## Collection entries
►
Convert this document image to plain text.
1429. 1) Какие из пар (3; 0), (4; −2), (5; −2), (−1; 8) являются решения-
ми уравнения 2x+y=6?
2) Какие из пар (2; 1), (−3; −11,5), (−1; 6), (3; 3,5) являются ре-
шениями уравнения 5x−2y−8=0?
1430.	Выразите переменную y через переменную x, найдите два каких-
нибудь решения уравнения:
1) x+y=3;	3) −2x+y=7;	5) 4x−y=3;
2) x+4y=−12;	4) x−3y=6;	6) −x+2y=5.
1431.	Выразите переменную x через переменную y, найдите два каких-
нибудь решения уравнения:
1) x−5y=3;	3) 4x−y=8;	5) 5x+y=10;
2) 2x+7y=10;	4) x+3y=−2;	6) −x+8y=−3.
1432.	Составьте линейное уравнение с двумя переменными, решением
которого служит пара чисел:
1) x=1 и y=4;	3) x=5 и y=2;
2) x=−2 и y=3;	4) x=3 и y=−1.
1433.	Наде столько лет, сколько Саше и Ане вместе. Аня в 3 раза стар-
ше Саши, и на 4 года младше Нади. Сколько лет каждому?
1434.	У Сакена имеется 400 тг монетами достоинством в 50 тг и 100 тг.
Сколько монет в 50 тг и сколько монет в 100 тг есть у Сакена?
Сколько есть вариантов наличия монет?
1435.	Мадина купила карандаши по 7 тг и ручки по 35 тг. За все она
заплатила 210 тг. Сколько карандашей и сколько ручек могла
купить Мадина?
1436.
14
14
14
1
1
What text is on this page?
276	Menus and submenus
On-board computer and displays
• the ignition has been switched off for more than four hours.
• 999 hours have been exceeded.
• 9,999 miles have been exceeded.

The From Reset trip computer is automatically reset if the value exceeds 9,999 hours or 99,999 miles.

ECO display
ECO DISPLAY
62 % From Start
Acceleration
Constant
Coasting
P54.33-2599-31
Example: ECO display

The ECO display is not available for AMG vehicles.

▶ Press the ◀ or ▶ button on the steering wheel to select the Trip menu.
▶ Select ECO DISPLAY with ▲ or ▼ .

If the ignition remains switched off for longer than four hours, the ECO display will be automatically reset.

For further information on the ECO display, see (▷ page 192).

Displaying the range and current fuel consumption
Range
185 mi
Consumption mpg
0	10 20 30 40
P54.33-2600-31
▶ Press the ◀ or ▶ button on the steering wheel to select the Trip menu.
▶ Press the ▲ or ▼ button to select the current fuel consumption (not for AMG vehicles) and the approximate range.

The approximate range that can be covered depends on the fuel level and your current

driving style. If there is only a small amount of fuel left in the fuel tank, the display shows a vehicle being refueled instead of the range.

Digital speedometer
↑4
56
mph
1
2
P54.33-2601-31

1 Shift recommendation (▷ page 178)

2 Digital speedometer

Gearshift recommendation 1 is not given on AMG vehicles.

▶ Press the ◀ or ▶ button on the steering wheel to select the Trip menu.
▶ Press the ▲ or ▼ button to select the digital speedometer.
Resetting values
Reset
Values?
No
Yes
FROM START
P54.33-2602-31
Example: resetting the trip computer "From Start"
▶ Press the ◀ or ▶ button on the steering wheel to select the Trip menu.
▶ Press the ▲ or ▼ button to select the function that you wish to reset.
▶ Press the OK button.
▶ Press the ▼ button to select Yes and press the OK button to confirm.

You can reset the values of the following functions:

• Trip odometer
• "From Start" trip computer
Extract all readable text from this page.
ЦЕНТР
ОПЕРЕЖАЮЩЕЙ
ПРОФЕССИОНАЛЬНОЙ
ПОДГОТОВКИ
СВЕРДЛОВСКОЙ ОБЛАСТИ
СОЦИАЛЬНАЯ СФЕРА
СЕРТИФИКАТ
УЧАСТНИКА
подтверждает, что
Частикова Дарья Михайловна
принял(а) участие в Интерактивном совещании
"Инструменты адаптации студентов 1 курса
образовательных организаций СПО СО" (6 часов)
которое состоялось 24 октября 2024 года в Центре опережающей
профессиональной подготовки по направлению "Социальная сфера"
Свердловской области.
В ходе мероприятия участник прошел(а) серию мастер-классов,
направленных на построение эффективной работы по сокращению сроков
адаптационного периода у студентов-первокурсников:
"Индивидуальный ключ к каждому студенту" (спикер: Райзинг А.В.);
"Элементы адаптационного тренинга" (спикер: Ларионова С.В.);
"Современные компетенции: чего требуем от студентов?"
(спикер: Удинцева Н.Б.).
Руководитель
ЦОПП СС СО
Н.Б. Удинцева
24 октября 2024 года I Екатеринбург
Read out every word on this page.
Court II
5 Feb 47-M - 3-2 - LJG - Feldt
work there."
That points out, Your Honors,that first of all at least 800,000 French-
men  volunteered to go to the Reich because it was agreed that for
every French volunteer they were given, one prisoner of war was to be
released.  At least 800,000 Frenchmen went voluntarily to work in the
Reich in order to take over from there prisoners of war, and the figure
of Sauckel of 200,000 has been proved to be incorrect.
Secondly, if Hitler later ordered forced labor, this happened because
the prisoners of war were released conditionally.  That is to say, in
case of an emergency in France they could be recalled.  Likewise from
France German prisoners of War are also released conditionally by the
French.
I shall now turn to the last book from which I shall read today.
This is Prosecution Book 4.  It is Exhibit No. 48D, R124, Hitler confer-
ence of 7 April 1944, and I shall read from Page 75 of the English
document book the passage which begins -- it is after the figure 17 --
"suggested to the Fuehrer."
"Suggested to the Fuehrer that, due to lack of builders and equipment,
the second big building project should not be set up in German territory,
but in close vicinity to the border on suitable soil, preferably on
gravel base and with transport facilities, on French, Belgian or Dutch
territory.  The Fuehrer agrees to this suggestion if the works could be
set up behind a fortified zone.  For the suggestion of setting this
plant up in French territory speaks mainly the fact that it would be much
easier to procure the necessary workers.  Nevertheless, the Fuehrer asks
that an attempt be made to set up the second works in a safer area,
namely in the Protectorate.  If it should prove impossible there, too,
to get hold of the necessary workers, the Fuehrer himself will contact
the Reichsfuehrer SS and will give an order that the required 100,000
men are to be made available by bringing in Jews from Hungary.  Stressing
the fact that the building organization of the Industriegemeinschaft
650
◄
## Exercise directions
Would you restate each of the entries word for word?

## Output of the task
Convert this document image to plain text.
1429. 1) Какие из пар (3; 0), (4; −2), (5; −2), (−1; 8) являются решения-
ми уравнения 2x+y=6?
2) Какие из пар (2; 1), (−3; −11,5), (−1; 6), (3; 3,5) являются ре-
шениями уравнения 5x−2y−8=0?
1430.	Выразите переменную y через переменную x, найдите два каких-
нибудь решения уравнения:
1) x+y=3;	3) −2x+y=7;	5) 4x−y=3;
2) x+4y=−12;	4) x−3y=6;	6) −x+2y=5.
1431.	Выразите переменную x через переменную y, найдите два каких-
нибудь решения уравнения:
1) x−5y=3;	3) 4x−y=8;	5) 5x+y=10;
2) 2x+7y=10;	4) x+3y=−2;	6) −x+8y=−3.
1432.	Составьте линейное уравнение с двумя переменными, решением
которого служит пара чисел:
1) x=1 и y=4;	3) x=5 и y=2;
2) x=−2 и y=3;	4) x=3 и y=−1.
1433.	Наде столько лет, сколько Саше и Ане вместе. Аня в 3 раза стар-
ше Саши, и на 4 года младше Нади. Сколько лет каждому?
1434.	У Сакена имеется 400 тг монетами достоинством в 50 тг и 100 тг.
Сколько монет в 50 тг и сколько монет в 100 тг есть у Сакена?
Сколько есть вариантов наличия монет?
1435.	Мадина купила карандаши по 7 тг и ручки по 35 тг. За все она
заплатила 210 тг. Сколько карандашей и сколько ручек могла
купить Мадина?
1436.
14
14
14
1
1
What text is on this page?
276	Menus and submenus
On-board computer and displays
• the ignition has been switched off for more than four hours.
• 999 hours have been exceeded.
• 9,999 miles have been exceeded.

The From Reset trip computer is automatically reset if the value exceeds 9,999 hours or 99,999 miles.

ECO display
ECO DISPLAY
62 % From Start
Acceleration
Constant
Coasting
P54.33-2599-31
Example: ECO display

The ECO display is not available for AMG vehicles.

▶ Press the ◀ or ▶ button on the steering wheel to select the Trip menu.
▶ Select ECO DISPLAY with ▲ or ▼ .

If the ignition remains switched off for longer than four hours, the ECO display will be automatically reset.

For further information on the ECO display, see (▷ page 192).

Displaying the range and current fuel consumption
Range
185 mi
Consumption mpg
0	10 20 30 40
P54.33-2600-31
▶ Press the ◀ or ▶ button on the steering wheel to select the Trip menu.
▶ Press the ▲ or ▼ button to select the current fuel consumption (not for AMG vehicles) and the approximate range.

The approximate range that can be covered depends on the fuel level and your current

driving style. If there is only a small amount of fuel left in the fuel tank, the display shows a vehicle being refueled instead of the range.

Digital speedometer
↑4
56
mph
1
2
P54.33-2601-31

1 Shift recommendation (▷ page 178)

2 Digital speedometer

Gearshift recommendation 1 is not given on AMG vehicles.

▶ Press the ◀ or ▶ button on the steering wheel to select the Trip menu.
▶ Press the ▲ or ▼ button to select the digital speedometer.
Resetting values
Reset
Values?
No
Yes
FROM START
P54.33-2602-31
Example: resetting the trip computer "From Start"
▶ Press the ◀ or ▶ button on the steering wheel to select the Trip menu.
▶ Press the ▲ or ▼ button to select the function that you wish to reset.
▶ Press the OK button.
▶ Press the ▼ button to select Yes and press the OK button to confirm.

You can reset the values of the following functions:

• Trip odometer
• "From Start" trip computer
Extract all readable text from this page.
ЦЕНТР
ОПЕРЕЖАЮЩЕЙ
ПРОФЕССИОНАЛЬНОЙ
ПОДГОТОВКИ
СВЕРДЛОВСКОЙ ОБЛАСТИ
СОЦИАЛЬНАЯ СФЕРА
СЕРТИФИКАТ
УЧАСТНИКА
подтверждает, что
Частикова Дарья Михайловна
принял(а) участие в Интерактивном совещании
"Инструменты адаптации студентов 1 курса
образовательных организаций СПО СО" (6 часов)
которое состоялось 24 октября 2024 года в Центре опережающей
профессиональной подготовки по направлению "Социальная сфера"
Свердловской области.
В ходе мероприятия участник прошел(а) серию мастер-классов,
направленных на построение эффективной работы по сокращению сроков
адаптационного периода у студентов-первокурсников:
"Индивидуальный ключ к каждому студенту" (спикер: Райзинг А.В.);
"Элементы адаптационного тренинга" (спикер: Ларионова С.В.);
"Современные компетенции: чего требуем от студентов?"
(спикер: Удинцева Н.Б.).
Руководитель
ЦОПП СС СО
Н.Б. Удинцева
24 октября 2024 года I Екатеринбург
Read out every word on this page.
Court II
5 Feb 47-M - 3-2 - LJG - Feldt
work there."
That points out, Your Honors,that first of all at least 800,000 French-
men  volunteered to go to the Reich because it was agreed that for
every French volunteer they were given, one prisoner of war was to be
released.  At least 800,000 Frenchmen went voluntarily to work in the
Reich in order to take over from there prisoners of war, and the figure
of Sauckel of 200,000 has been proved to be incorrect.
Secondly, if Hitler later ordered forced labor, this happened because
the prisoners of war were released conditionally.  That is to say, in
case of an emergency in France they could be recalled.  Likewise from
France German prisoners of War are also released conditionally by the
French.
I shall now turn to the last book from which I shall read today.
This is Prosecution Book 4.  It is Exhibit No. 48D, R124, Hitler confer-
ence of 7 April 1944, and I shall read from Page 75 of the English
document book the passage which begins -- it is after the figure 17 --
"suggested to the Fuehrer."
"Suggested to the Fuehrer that, due to lack of builders and equipment,
the second big building project should not be set up in German territory,
but in close vicinity to the border on suitable soil, preferably on
gravel base and with transport facilities, on French, Belgian or Dutch
territory.  The Fuehrer agrees to this suggestion if the works could be
set up behind a fortified zone.  For the suggestion of setting this
plant up in French territory speaks mainly the fact that it would be much
easier to procure the necessary workers.  Nevertheless, the Fuehrer asks
that an attempt be made to set up the second works in a safer area,
namely in the Protectorate.  If it should prove impossible there, too,
to get hold of the necessary workers, the Fuehrer himself will contact
the Reichsfuehrer SS and will give an order that the required 100,000
men are to be made available by bringing in Jews from Hungary.  Stressing
the fact that the building organization of the Industriegemeinschaft
650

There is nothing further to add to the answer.